## Set task
Write out all of the entries exactly as given.
— Start of Data for this exercise —
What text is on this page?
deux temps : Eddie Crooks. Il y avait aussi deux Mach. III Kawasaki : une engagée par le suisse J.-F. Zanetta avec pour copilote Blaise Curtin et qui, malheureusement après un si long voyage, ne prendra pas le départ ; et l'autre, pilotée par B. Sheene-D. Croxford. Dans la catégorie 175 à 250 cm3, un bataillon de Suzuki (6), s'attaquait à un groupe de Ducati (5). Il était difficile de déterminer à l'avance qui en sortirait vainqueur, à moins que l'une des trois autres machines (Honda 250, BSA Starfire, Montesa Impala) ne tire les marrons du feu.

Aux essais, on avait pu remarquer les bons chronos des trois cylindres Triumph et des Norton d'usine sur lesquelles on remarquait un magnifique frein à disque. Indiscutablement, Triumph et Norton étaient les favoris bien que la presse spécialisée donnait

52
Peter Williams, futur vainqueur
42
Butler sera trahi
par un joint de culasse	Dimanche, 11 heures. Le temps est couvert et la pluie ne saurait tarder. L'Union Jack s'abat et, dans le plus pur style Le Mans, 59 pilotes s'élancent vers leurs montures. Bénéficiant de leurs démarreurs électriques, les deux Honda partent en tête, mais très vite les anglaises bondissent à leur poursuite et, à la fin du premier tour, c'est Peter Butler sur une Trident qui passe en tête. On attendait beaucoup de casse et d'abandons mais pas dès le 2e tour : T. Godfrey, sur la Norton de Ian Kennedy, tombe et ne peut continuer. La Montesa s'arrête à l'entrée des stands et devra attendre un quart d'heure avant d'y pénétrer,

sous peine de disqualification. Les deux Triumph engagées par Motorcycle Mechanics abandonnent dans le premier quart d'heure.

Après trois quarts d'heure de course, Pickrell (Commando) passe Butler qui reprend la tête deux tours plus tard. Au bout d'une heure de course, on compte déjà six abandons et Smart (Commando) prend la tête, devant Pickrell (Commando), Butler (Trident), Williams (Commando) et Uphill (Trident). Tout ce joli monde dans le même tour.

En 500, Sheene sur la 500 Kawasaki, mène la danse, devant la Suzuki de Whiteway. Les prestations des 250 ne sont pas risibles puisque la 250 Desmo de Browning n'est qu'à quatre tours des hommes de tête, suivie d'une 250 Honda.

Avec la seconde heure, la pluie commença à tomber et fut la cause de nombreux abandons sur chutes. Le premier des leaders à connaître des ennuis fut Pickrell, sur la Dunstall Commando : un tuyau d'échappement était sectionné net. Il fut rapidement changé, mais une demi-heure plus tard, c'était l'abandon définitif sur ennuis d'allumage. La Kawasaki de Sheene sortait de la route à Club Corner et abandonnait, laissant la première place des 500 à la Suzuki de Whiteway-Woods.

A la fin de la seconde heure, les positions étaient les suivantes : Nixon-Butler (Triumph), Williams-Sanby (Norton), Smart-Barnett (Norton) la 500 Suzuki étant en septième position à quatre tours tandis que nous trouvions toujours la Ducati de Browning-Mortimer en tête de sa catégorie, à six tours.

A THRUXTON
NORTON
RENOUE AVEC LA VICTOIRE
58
— End of Data for this exercise —
## Exercise solution
What text is on this page?
deux temps : Eddie Crooks. Il y avait aussi deux Mach. III Kawasaki : une engagée par le suisse J.-F. Zanetta avec pour copilote Blaise Curtin et qui, malheureusement après un si long voyage, ne prendra pas le départ ; et l'autre, pilotée par B. Sheene-D. Croxford. Dans la catégorie 175 à 250 cm3, un bataillon de Suzuki (6), s'attaquait à un groupe de Ducati (5). Il était difficile de déterminer à l'avance qui en sortirait vainqueur, à moins que l'une des trois autres machines (Honda 250, BSA Starfire, Montesa Impala) ne tire les marrons du feu.

Aux essais, on avait pu remarquer les bons chronos des trois cylindres Triumph et des Norton d'usine sur lesquelles on remarquait un magnifique frein à disque. Indiscutablement, Triumph et Norton étaient les favoris bien que la presse spécialisée donnait

52
Peter Williams, futur vainqueur
42
Butler sera trahi
par un joint de culasse	Dimanche, 11 heures. Le temps est couvert et la pluie ne saurait tarder. L'Union Jack s'abat et, dans le plus pur style Le Mans, 59 pilotes s'élancent vers leurs montures. Bénéficiant de leurs démarreurs électriques, les deux Honda partent en tête, mais très vite les anglaises bondissent à leur poursuite et, à la fin du premier tour, c'est Peter Butler sur une Trident qui passe en tête. On attendait beaucoup de casse et d'abandons mais pas dès le 2e tour : T. Godfrey, sur la Norton de Ian Kennedy, tombe et ne peut continuer. La Montesa s'arrête à l'entrée des stands et devra attendre un quart d'heure avant d'y pénétrer,

sous peine de disqualification. Les deux Triumph engagées par Motorcycle Mechanics abandonnent dans le premier quart d'heure.

Après trois quarts d'heure de course, Pickrell (Commando) passe Butler qui reprend la tête deux tours plus tard. Au bout d'une heure de course, on compte déjà six abandons et Smart (Commando) prend la tête, devant Pickrell (Commando), Butler (Trident), Williams (Commando) et Uphill (Trident). Tout ce joli monde dans le même tour.

En 500, Sheene sur la 500 Kawasaki, mène la danse, devant la Suzuki de Whiteway. Les prestations des 250 ne sont pas risibles puisque la 250 Desmo de Browning n'est qu'à quatre tours des hommes de tête, suivie d'une 250 Honda.

Avec la seconde heure, la pluie commença à tomber et fut la cause de nombreux abandons sur chutes. Le premier des leaders à connaître des ennuis fut Pickrell, sur la Dunstall Commando : un tuyau d'échappement était sectionné net. Il fut rapidement changé, mais une demi-heure plus tard, c'était l'abandon définitif sur ennuis d'allumage. La Kawasaki de Sheene sortait de la route à Club Corner et abandonnait, laissant la première place des 500 à la Suzuki de Whiteway-Woods.

A la fin de la seconde heure, les positions étaient les suivantes : Nixon-Butler (Triumph), Williams-Sanby (Norton), Smart-Barnett (Norton) la 500 Suzuki étant en septième position à quatre tours tandis que nous trouvions toujours la Ducati de Browning-Mortimer en tête de sa catégorie, à six tours.

A THRUXTON
NORTON
RENOUE AVEC LA VICTOIRE
58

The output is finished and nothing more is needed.